> [Records for the exercise]
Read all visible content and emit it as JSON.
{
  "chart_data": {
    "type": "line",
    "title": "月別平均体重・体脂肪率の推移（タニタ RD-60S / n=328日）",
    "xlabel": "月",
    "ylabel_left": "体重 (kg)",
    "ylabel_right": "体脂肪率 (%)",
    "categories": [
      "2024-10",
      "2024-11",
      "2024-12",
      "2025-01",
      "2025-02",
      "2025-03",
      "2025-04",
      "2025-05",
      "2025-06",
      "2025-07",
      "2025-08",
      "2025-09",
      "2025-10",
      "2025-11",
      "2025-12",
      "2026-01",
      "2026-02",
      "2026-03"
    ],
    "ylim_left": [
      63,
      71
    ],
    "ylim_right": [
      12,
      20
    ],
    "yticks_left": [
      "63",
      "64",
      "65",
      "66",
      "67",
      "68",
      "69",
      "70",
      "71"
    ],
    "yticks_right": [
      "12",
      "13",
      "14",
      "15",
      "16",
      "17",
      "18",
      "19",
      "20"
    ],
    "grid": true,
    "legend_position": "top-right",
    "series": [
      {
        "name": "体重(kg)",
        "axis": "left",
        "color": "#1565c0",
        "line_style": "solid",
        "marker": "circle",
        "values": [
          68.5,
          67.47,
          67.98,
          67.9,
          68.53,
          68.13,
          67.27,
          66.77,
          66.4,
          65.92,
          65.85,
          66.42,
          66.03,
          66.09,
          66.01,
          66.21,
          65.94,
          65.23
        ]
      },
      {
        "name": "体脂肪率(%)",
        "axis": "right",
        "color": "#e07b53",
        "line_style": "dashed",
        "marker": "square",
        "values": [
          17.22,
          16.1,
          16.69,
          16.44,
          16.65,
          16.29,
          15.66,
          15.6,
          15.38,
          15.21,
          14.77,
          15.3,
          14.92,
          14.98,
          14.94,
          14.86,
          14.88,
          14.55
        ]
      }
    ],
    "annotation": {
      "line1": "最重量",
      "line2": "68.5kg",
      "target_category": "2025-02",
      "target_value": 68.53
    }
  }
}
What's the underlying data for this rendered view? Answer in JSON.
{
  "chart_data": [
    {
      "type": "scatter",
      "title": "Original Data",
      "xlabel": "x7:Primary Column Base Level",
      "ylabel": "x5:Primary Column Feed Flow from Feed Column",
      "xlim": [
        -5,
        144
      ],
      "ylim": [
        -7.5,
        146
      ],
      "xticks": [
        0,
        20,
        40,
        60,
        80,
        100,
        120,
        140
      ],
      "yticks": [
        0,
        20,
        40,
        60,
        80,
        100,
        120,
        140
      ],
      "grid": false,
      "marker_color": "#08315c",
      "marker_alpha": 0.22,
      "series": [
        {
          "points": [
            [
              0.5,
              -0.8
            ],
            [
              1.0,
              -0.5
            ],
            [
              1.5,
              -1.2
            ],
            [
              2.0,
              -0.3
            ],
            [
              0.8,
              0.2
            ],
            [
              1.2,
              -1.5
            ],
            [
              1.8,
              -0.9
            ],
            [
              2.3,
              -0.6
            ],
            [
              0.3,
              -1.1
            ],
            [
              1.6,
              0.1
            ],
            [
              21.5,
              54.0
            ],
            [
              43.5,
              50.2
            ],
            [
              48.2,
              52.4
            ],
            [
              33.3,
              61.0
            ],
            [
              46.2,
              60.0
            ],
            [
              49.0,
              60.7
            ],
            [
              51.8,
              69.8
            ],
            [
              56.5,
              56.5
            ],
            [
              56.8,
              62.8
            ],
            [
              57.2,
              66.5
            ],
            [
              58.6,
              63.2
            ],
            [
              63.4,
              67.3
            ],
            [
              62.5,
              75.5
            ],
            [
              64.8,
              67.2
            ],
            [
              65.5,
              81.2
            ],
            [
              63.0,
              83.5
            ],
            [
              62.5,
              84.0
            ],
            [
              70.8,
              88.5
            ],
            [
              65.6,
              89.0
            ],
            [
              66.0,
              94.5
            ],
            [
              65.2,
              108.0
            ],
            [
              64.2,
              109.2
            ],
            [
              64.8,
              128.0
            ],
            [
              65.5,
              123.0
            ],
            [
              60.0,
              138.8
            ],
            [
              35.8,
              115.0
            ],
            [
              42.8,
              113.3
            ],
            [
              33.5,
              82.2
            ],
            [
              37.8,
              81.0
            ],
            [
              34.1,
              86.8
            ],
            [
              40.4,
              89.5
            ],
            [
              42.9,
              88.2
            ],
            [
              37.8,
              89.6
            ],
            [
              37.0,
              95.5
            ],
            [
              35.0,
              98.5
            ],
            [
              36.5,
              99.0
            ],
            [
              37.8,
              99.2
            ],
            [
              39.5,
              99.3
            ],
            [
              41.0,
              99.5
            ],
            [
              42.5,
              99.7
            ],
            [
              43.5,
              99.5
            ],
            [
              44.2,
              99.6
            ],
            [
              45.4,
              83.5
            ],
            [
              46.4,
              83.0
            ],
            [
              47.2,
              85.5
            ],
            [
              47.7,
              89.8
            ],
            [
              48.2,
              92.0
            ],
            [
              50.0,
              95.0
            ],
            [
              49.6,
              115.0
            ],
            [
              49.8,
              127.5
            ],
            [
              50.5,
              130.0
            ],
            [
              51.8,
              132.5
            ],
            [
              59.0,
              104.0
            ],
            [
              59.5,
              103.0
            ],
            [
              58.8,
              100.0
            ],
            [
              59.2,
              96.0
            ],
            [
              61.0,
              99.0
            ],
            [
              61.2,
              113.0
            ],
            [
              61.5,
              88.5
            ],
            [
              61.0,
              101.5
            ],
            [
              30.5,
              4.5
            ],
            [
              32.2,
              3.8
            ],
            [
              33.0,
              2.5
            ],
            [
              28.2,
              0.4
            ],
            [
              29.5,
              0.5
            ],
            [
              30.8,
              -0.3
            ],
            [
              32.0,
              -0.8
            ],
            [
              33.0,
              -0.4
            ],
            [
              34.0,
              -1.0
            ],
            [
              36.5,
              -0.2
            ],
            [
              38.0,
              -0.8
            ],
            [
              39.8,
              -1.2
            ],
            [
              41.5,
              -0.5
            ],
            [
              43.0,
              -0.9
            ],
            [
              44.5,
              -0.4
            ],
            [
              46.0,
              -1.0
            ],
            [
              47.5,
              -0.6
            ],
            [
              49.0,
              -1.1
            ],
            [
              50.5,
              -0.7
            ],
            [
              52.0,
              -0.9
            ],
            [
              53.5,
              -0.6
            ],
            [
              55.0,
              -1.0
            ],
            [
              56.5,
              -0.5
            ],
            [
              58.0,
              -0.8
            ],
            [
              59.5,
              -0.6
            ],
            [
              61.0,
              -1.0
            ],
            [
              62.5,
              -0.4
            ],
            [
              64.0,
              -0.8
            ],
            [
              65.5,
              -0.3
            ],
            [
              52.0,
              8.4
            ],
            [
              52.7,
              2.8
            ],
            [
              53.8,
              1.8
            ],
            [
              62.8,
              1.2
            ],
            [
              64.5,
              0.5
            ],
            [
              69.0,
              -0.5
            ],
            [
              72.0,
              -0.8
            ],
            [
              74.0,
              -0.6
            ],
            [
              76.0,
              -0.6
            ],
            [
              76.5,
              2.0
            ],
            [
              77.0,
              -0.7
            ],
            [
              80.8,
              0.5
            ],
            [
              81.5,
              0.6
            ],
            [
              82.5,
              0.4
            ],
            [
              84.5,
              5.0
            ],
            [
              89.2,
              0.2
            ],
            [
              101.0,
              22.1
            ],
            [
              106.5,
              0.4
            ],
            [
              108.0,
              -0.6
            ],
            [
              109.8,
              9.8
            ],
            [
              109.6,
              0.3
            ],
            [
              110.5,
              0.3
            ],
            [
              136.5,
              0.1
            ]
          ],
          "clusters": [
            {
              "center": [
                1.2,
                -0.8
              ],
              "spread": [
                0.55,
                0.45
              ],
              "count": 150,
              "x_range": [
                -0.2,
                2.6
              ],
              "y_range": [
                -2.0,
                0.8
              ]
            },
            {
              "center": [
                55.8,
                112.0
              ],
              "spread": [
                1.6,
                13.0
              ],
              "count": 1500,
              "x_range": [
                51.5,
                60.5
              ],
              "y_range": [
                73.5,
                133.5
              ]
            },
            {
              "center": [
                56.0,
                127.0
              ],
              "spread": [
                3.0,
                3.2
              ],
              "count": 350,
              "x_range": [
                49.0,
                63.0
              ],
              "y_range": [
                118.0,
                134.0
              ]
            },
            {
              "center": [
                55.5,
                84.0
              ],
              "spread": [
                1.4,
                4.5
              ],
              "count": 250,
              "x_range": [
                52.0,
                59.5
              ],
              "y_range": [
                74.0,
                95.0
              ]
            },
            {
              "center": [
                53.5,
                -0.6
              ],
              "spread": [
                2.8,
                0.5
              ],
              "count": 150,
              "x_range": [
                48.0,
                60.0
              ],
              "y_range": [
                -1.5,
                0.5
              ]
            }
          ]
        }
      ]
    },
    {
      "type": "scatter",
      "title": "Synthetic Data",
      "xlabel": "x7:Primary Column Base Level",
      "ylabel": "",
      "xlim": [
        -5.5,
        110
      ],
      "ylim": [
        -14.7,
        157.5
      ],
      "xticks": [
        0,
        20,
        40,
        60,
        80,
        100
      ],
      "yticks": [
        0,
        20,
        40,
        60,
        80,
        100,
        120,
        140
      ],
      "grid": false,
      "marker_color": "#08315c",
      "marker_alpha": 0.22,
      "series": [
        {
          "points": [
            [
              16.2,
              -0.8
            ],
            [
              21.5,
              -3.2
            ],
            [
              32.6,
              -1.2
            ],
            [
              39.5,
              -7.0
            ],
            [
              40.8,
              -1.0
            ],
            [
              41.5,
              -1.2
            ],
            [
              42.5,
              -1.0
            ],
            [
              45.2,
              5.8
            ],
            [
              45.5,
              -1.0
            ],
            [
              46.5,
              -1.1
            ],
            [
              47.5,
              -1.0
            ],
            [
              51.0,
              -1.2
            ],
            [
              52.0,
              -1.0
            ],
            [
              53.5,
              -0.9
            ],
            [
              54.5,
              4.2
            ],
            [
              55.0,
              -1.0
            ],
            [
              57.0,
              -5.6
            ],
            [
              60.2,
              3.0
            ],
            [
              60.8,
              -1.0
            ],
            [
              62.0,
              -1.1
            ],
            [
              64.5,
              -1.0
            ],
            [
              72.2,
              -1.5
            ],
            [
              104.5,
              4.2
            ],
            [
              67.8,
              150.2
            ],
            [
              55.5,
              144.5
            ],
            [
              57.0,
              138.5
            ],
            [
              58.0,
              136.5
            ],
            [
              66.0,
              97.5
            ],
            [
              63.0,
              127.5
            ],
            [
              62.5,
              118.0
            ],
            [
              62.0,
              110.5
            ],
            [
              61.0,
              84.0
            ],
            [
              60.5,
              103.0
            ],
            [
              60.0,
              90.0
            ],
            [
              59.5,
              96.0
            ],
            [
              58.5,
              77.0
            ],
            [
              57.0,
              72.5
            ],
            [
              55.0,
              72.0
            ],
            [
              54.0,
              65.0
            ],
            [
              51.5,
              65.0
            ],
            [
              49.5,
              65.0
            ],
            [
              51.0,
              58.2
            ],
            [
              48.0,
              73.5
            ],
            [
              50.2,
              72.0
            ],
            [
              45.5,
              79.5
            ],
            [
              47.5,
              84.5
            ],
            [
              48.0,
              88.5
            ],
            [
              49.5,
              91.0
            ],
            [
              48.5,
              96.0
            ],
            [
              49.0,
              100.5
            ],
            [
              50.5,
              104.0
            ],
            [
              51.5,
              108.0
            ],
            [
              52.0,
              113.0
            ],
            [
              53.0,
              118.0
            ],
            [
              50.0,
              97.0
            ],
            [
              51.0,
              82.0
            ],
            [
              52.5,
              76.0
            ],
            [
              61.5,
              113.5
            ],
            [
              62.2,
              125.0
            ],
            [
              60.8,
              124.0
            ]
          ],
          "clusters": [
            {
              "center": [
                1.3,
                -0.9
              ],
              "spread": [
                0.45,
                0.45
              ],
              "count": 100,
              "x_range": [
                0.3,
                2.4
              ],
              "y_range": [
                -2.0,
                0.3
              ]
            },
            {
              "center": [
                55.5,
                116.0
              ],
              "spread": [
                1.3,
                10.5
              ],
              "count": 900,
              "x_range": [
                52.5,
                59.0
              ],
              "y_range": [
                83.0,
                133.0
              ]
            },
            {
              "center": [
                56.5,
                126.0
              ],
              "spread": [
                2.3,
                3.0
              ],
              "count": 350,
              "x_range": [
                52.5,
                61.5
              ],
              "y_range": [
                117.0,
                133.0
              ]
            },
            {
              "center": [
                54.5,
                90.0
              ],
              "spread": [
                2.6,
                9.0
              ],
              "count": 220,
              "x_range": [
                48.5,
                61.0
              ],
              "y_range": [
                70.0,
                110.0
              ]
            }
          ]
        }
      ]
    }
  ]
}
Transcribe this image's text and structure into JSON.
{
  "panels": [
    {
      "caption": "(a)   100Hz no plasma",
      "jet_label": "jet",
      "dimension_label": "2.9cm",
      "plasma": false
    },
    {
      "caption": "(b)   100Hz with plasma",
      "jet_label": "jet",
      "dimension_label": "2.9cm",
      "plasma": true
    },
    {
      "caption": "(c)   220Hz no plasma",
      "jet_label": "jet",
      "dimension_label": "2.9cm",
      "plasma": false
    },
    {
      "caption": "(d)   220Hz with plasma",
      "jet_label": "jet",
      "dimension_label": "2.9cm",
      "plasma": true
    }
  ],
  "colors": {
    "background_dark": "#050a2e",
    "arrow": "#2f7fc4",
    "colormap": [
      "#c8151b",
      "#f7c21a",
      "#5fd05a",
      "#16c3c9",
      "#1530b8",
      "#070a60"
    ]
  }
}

> [Required work]
Using the records above, select and copy every line that has the word "this".

> [Output of the task]
What's the underlying data for this rendered view? Answer in JSON.
Transcribe this image's text and structure into JSON.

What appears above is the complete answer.